Problem to work on — Copy every line of the listing below word for word, and leave out the picture.

Available records —
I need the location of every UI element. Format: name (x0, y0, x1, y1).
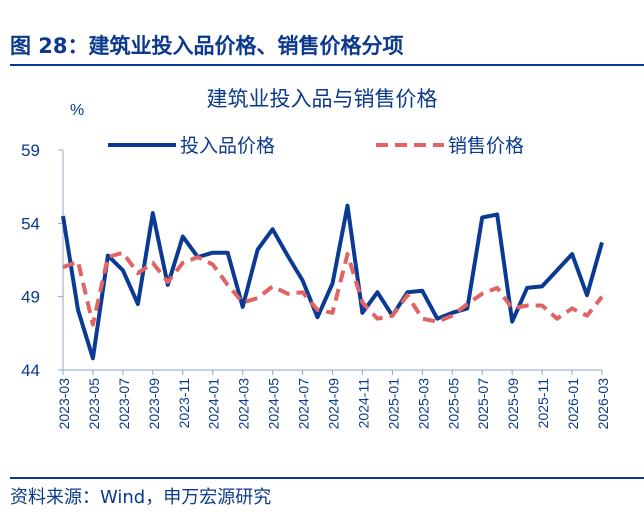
x-tick-label: 2026-01 (565, 378, 581, 430)
source-note: 资料来源：Wind，申万宏源研究 (10, 487, 272, 508)
footer-rule (10, 477, 644, 479)
y-tick-label: 49 (21, 288, 40, 307)
x-tick-label: 2024-05 (266, 378, 282, 430)
series-line-input-price (61, 203, 604, 361)
chart-title: 建筑业投入品与销售价格 (207, 88, 438, 111)
x-tick-label: 2023-09 (146, 378, 162, 430)
figure-title: 图 28：建筑业投入品价格、销售价格分项 (10, 34, 404, 58)
x-tick-label: 2023-11 (176, 378, 192, 429)
x-tick-label: 2025-09 (505, 378, 521, 430)
x-tick-label: 2024-03 (236, 378, 252, 430)
y-tick-label: 44 (21, 361, 40, 380)
x-tick-label: 2025-03 (415, 378, 431, 430)
y-tick-label: 54 (21, 214, 40, 233)
x-tick-label: 2023-05 (86, 378, 102, 430)
x-tick-label: 2023-03 (56, 378, 72, 430)
y-tick-label: 59 (21, 141, 40, 160)
y-axis-unit: % (70, 102, 84, 119)
legend-label: 销售价格 (448, 135, 524, 157)
x-tick-label: 2024-07 (296, 378, 312, 430)
x-tick-label: 2025-05 (445, 378, 461, 430)
x-tick-label: 2024-09 (326, 378, 342, 430)
x-tick-label: 2025-07 (475, 378, 491, 430)
x-tick-label: 2025-11 (535, 378, 551, 429)
x-tick-label: 2023-07 (116, 378, 132, 430)
legend-label: 投入品价格 (180, 135, 275, 157)
x-tick-label: 2025-01 (385, 378, 401, 430)
title-rule (10, 64, 644, 66)
x-tick-label: 2024-11 (355, 378, 371, 429)
x-tick-label: 2026-03 (595, 378, 611, 430)
x-tick-label: 2024-01 (206, 378, 222, 430)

Task output —
I need the location of every UI element. Format: name (x0, y0, x1, y1).
x-tick-label: 2026-01 (565, 378, 581, 430)
source-note: 资料来源：Wind，申万宏源研究 (10, 487, 272, 508)
footer-rule (10, 477, 644, 479)
y-tick-label: 49 (21, 288, 40, 307)
x-tick-label: 2024-05 (266, 378, 282, 430)
series-line-input-price (61, 203, 604, 361)
chart-title: 建筑业投入品与销售价格 (207, 88, 438, 111)
x-tick-label: 2023-09 (146, 378, 162, 430)
figure-title: 图 28：建筑业投入品价格、销售价格分项 (10, 34, 404, 58)
x-tick-label: 2023-11 (176, 378, 192, 429)
x-tick-label: 2025-09 (505, 378, 521, 430)
x-tick-label: 2024-03 (236, 378, 252, 430)
y-tick-label: 44 (21, 361, 40, 380)
x-tick-label: 2025-03 (415, 378, 431, 430)
y-tick-label: 54 (21, 214, 40, 233)
x-tick-label: 2023-05 (86, 378, 102, 430)
x-tick-label: 2023-03 (56, 378, 72, 430)
y-tick-label: 59 (21, 141, 40, 160)
y-axis-unit: % (70, 102, 84, 119)
legend-label: 销售价格 (448, 135, 524, 157)
x-tick-label: 2024-07 (296, 378, 312, 430)
x-tick-label: 2025-05 (445, 378, 461, 430)
x-tick-label: 2024-09 (326, 378, 342, 430)
x-tick-label: 2025-07 (475, 378, 491, 430)
x-tick-label: 2025-11 (535, 378, 551, 429)
x-tick-label: 2023-07 (116, 378, 132, 430)
legend-label: 投入品价格 (180, 135, 275, 157)
x-tick-label: 2025-01 (385, 378, 401, 430)
title-rule (10, 64, 644, 66)
x-tick-label: 2024-11 (355, 378, 371, 429)
x-tick-label: 2026-03 (595, 378, 611, 430)
x-tick-label: 2024-01 (206, 378, 222, 430)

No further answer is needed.